The problem → Produce an exact copy of all the data below, dropping every image.

Material for the task →
— BEGIN —
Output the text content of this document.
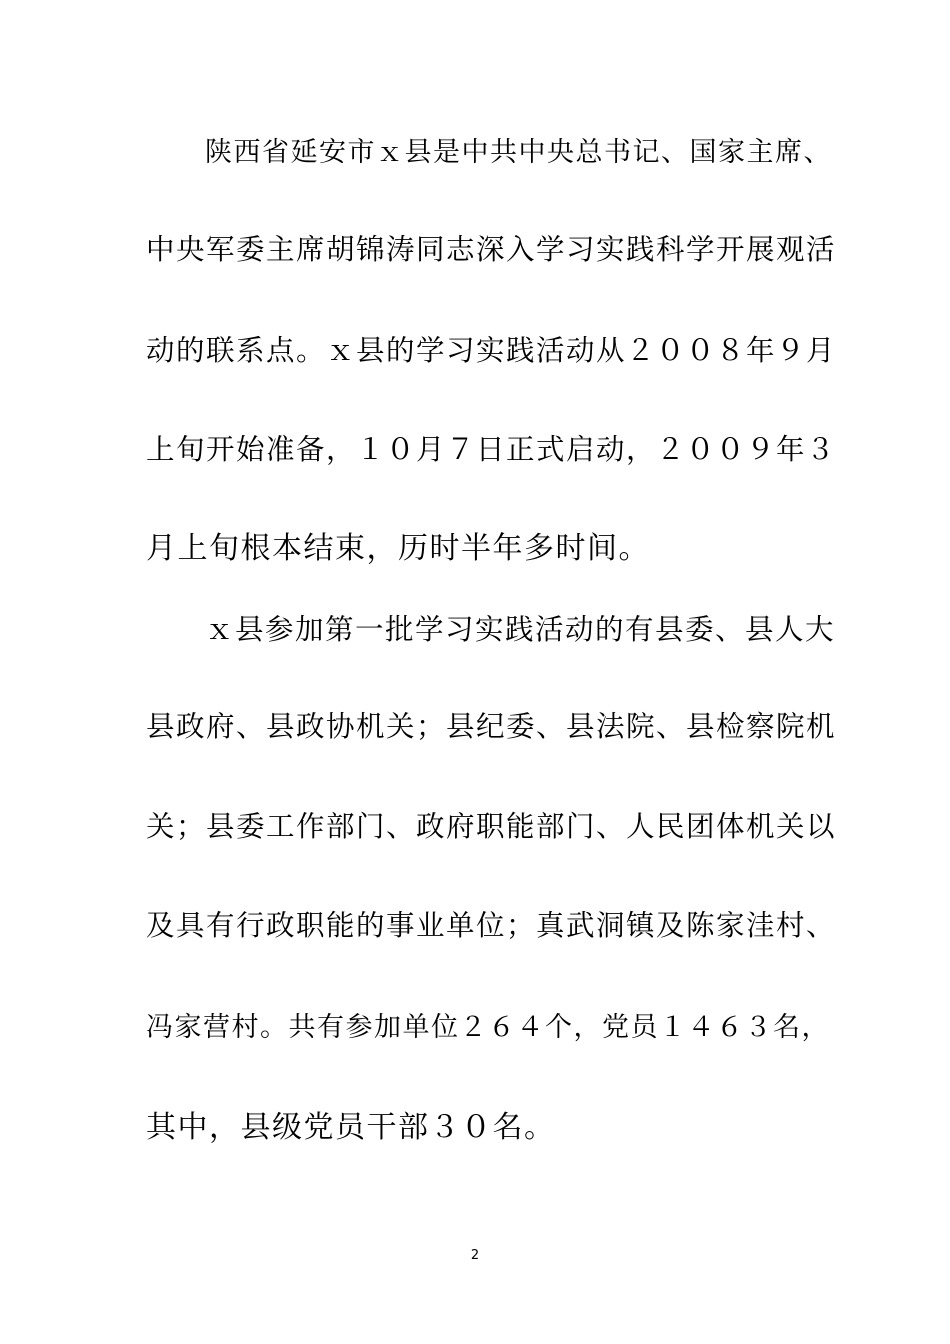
陕西省延安市ｘ县是中共中央总书记、国家主席、
中央军委主席胡锦涛同志深入学习实践科学开展观活
动的联系点。ｘ县的学习实践活动从２００８年９月
上旬开始准备，１０月７日正式启动，２００９年３
月上旬根本结束，历时半年多时间。
ｘ县参加第一批学习实践活动的有县委、县人大
县政府、县政协机关；县纪委、县法院、县检察院机
关；县委工作部门、政府职能部门、人民团体机关以
及具有行政职能的事业单位；真武洞镇及陈家洼村、
冯家营村。共有参加单位２６４个，党员１４６３名，
其中，县级党员干部３０名。
2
— END —
Response to this task →
Output the text content of this document.
陕西省延安市ｘ县是中共中央总书记、国家主席、
中央军委主席胡锦涛同志深入学习实践科学开展观活
动的联系点。ｘ县的学习实践活动从２００８年９月
上旬开始准备，１０月７日正式启动，２００９年３
月上旬根本结束，历时半年多时间。
ｘ县参加第一批学习实践活动的有县委、县人大
县政府、县政协机关；县纪委、县法院、县检察院机
关；县委工作部门、政府职能部门、人民团体机关以
及具有行政职能的事业单位；真武洞镇及陈家洼村、
冯家营村。共有参加单位２６４个，党员１４６３名，
其中，县级党员干部３０名。
2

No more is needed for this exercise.